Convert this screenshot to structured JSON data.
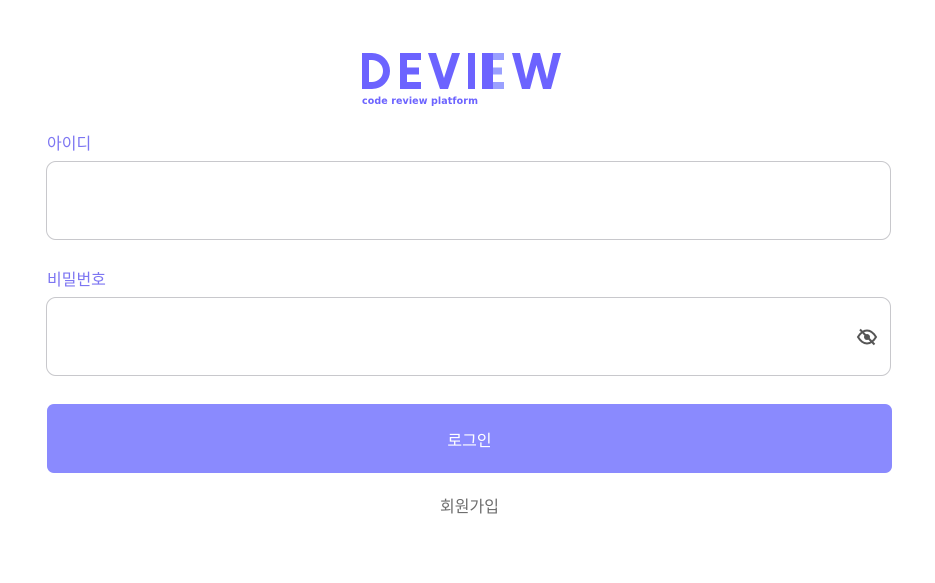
{
  "brand": {
    "name": "DEVIEW",
    "tagline": "code review platform",
    "primary_color": "#6c63ff",
    "secondary_color": "#9aa0ff"
  },
  "form": {
    "id_label": "아이디",
    "id_value": "",
    "password_label": "비밀번호",
    "password_value": "",
    "toggle_icon": "eye-off-icon",
    "login_label": "로그인",
    "login_color": "#8a8afe",
    "signup_label": "회원가입"
  }
}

§ §

• [INSTRUCTIONS FOR THE TASK]:
Reproduce all of the data exactly; the pictures do not belong in the copy.

• [RESPONSE TO THIS TASK]:
Convert this screenshot to structured JSON data.
{
  "brand": {
    "name": "DEVIEW",
    "tagline": "code review platform",
    "primary_color": "#6c63ff",
    "secondary_color": "#9aa0ff"
  },
  "form": {
    "id_label": "아이디",
    "id_value": "",
    "password_label": "비밀번호",
    "password_value": "",
    "toggle_icon": "eye-off-icon",
    "login_label": "로그인",
    "login_color": "#8a8afe",
    "signup_label": "회원가입"
  }
}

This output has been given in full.